* **The task**:
Wherever a line holds the word "icon", copy that line out.
╭─ Data supplied
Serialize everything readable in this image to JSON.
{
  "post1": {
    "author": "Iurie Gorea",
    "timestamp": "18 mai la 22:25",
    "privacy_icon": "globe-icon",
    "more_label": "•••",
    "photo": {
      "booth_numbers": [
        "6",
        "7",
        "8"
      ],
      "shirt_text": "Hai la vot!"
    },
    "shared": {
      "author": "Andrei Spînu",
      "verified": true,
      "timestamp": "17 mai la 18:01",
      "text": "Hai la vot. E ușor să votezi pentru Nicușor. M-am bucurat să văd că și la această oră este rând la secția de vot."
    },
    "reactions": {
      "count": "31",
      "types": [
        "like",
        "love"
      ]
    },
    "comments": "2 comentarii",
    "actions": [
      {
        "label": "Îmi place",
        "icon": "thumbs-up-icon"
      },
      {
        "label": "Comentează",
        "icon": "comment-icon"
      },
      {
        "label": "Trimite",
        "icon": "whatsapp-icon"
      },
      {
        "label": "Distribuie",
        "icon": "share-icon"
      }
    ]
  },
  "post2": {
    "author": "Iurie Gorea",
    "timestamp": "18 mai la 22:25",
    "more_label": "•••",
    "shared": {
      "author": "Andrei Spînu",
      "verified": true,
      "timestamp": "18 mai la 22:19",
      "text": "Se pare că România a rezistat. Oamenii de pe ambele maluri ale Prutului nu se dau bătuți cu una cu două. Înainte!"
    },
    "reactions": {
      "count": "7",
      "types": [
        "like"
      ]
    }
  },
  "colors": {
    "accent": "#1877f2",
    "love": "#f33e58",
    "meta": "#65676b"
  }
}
╰─
* **Answer for this exercise**:
    "privacy_icon": "globe-icon",
        "icon": "thumbs-up-icon"
        "icon": "comment-icon"
        "icon": "whatsapp-icon"
        "icon": "share-icon"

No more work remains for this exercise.